> **Work instruction**
Tally the lines in the records below that contain "información" and return only the result.

Dataset records of document pages

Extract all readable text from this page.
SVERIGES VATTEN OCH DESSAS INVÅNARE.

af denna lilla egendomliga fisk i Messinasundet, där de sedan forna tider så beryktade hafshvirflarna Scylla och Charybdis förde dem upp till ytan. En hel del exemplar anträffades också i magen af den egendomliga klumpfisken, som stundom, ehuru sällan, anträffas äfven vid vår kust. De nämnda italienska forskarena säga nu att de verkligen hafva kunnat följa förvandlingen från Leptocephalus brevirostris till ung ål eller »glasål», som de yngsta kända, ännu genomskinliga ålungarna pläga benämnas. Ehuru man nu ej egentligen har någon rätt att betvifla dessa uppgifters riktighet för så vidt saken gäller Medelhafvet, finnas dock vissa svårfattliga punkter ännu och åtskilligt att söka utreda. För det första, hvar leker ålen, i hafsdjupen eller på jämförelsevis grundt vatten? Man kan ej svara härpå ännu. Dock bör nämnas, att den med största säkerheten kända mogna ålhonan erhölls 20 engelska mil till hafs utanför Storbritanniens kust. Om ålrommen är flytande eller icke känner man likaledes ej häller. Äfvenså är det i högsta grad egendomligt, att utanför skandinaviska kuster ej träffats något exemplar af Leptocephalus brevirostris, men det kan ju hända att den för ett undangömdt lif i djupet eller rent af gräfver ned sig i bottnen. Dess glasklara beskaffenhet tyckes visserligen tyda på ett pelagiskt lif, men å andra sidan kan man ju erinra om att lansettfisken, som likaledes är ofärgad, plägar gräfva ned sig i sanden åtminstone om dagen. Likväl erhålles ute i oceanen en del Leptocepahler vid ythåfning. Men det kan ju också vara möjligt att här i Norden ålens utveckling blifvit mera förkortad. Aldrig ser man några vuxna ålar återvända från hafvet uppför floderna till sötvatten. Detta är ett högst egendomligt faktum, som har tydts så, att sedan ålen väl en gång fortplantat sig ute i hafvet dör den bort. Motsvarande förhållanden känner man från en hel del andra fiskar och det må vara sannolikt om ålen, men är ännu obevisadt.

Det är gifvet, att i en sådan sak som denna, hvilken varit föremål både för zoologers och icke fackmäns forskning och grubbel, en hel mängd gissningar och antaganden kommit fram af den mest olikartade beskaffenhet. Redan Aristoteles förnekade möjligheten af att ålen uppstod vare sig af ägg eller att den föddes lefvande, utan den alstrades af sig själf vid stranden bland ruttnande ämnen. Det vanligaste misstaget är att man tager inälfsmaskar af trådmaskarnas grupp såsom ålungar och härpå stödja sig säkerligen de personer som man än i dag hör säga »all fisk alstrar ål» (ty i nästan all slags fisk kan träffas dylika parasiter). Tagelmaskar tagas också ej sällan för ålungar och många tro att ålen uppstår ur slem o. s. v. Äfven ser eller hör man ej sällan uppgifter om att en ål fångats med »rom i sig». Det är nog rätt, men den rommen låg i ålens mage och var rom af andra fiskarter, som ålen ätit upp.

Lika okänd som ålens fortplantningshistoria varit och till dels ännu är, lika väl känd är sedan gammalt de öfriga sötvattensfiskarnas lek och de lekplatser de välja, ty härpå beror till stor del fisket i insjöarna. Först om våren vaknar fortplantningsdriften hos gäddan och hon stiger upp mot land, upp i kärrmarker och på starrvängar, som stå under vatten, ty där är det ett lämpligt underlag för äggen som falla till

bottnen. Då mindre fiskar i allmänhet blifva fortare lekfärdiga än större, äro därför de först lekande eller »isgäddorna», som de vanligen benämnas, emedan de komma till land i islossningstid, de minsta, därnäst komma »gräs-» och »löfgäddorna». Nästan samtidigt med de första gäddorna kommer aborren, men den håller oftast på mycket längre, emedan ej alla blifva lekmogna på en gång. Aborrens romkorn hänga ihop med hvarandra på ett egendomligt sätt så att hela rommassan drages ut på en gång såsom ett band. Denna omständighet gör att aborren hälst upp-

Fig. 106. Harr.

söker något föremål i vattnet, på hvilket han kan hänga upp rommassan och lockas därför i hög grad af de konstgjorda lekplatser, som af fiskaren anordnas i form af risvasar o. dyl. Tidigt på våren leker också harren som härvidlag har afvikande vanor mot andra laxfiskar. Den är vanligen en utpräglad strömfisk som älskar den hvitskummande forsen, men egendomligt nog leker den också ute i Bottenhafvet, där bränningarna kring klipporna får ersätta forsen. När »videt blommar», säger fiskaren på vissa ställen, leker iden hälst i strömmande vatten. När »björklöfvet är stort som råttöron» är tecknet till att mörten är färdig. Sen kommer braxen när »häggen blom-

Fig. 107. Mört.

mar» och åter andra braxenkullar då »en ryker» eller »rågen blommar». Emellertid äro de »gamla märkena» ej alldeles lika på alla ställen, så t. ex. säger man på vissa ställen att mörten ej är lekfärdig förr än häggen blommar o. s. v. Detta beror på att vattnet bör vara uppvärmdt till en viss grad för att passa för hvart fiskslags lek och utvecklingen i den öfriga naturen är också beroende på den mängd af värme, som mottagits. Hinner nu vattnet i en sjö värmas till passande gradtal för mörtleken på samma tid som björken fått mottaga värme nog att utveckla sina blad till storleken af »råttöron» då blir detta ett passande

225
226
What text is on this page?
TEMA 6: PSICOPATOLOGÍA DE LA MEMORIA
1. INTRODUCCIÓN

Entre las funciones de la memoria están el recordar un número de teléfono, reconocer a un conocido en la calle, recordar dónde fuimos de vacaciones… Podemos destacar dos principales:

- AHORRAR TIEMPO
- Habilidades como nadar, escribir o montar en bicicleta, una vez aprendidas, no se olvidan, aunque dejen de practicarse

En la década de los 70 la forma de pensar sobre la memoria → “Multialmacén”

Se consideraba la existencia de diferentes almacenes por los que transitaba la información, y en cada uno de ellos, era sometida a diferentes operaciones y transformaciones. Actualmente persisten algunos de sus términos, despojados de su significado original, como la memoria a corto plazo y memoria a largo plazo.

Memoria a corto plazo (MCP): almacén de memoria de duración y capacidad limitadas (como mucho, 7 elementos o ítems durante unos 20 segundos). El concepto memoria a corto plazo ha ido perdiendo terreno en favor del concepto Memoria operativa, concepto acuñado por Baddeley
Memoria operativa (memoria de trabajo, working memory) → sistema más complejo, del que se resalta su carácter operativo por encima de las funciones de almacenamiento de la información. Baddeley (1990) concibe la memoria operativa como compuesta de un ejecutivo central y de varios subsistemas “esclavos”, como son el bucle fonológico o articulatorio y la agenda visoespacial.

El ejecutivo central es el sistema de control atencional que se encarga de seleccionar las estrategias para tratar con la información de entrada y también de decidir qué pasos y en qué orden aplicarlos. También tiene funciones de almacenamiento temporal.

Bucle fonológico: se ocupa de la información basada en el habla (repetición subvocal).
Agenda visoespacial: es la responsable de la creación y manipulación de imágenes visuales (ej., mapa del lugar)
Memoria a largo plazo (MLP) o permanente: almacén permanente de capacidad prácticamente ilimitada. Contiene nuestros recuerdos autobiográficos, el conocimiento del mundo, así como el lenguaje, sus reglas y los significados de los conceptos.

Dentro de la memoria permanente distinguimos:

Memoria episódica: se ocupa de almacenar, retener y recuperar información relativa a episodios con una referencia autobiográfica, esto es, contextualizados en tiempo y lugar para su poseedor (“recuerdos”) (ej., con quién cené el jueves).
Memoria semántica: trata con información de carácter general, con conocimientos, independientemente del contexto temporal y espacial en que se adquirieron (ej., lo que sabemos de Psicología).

> **Task solution**
6